Transcribe verbatim the stretch of the passage on AMD's EPYC 8004-series processors from "The new AMD" through "and/or memory expanders.".

▶ **Passage**
|---|
AMD has introduced its EPYC 8004-series processors codenamed Siena. The new CPUs come in an all-new SP6 form-factor, pack up to 64 Zen 4c cores, and feature a six-channel DDR5 memory subsystem. AMD's EPYC 'Siena' processors are designed for edge and communications servers that rely on one processor and require advanced I/O and power efficiency more than raw performance.

"The new EPYC 8004 Series processors extend AMD leadership in single socket platforms by offering excellent CPU energy efficiency in a package tuned to meet the needs of space and power-constrained infrastructure," said Dan McNamara, senior vice president and general manager, Server Business, AMD.

AMD's EPYC 8004-series 'Siena' processors for intelligent edge applications use an all-new SP6 platform, but re-use core components of Bergamo CPUs for high-density servers, such four 16-core Zen 4c general-purpose chiplets as well as I/O die used by the these CPUs. The processor feature from eight to 64 cores clocked at 2.0 – 3.10 GHz and a TDP ranging from 80W to 200W. Meanwhile, it is possible to configure these processors for an up to 225W TDP or reduce their power consumption to 70W.

While AMD's Zen 4c are smaller and less power hungry than full-blown Zen 4 cores, they support the same feature set as their larger counterparts and can therefore run applications that rely on instructions like AVX-512. Although AMD's EPYC 9004-series processors deliver higher performance, AMD's EPYC 8004-series CPUs promise a lower total cost of ownership and higher power efficiency. AMD claims that Siena offers an up to 2x better performance per watt compared to competitors (Xeon Platinum 8490H, Xeon Platinum 8471N ) in SPECpower_ssj 2008. Specifically, the EPYC 8324P showcases up to 1.16x better performance per core in video encoding tasks (than Intel's 32-core Xeon 6421N), according to benchmark results conducted by AMD. In IoT Edge gateway workloads, an eight-core EPYC 8024P offers nearly 1.8x the total SPECrate 2017_int_base throughput performance per 8kW rack against an eight-core competitor (Intel's Xeon Platinum 8471N).

The new AMD EPYC 8004-series processors feature a six-channel DDR5-4800 subsystem that supports up to 1.152 TB of memory. Intelligent edge servers are a relatively new type of application. Some of these machines can take advantage of traditional CPUs, whereas the other pack special-purpose accelerators. That said, modern I/O capabilities is a must for such machines. Therefore, AMD's Siena also support 96 PCIe 5.0 lanes with 48 of them supporting the CXL 1.1+ protocol on top for advanced modern accelerators (for AI inference or other applications) and/or memory expanders.
|---|
▶ **Excerpted records**
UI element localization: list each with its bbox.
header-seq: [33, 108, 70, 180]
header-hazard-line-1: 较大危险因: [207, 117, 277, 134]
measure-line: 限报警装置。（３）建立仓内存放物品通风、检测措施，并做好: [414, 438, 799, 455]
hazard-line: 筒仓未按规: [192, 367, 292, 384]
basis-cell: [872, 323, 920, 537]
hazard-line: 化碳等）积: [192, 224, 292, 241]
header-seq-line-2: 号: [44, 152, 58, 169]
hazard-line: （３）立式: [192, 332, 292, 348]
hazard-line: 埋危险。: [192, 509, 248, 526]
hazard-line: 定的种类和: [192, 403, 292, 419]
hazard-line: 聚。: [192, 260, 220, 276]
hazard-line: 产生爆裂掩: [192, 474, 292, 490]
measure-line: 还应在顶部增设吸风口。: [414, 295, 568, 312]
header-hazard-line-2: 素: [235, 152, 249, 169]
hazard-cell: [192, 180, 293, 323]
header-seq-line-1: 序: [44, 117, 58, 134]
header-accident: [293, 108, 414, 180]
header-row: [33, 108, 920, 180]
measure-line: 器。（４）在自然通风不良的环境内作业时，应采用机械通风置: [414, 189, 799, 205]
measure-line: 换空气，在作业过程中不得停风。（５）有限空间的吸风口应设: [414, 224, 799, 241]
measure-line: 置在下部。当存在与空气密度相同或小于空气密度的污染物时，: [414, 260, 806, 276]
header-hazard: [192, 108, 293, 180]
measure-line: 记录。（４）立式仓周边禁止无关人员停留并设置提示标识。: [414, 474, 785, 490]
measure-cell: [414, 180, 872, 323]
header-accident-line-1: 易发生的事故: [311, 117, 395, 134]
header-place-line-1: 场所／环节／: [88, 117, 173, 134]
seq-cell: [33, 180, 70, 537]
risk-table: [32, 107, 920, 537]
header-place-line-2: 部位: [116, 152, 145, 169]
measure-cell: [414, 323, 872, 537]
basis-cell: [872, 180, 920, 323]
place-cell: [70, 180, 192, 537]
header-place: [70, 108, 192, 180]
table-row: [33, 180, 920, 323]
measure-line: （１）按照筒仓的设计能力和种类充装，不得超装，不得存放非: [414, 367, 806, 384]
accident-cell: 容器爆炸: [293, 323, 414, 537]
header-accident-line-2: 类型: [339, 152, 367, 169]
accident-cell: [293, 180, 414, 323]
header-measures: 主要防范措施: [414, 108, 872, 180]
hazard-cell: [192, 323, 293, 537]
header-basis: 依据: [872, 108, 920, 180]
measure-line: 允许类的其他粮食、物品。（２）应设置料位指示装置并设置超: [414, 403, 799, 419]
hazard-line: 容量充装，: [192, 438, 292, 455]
|---|
▶ **Reply to the task**
The new AMD EPYC 8004-series processors feature a six-channel DDR5-4800 subsystem that supports up to 1.152 TB of memory. Intelligent edge servers are a relatively new type of application. Some of these machines can take advantage of traditional CPUs, whereas the other pack special-purpose accelerators. That said, modern I/O capabilities is a must for such machines. Therefore, AMD's Siena also support 96 PCIe 5.0 lanes with 48 of them supporting the CXL 1.1+ protocol on top for advanced modern accelerators (for AI inference or other applications) and/or memory expanders.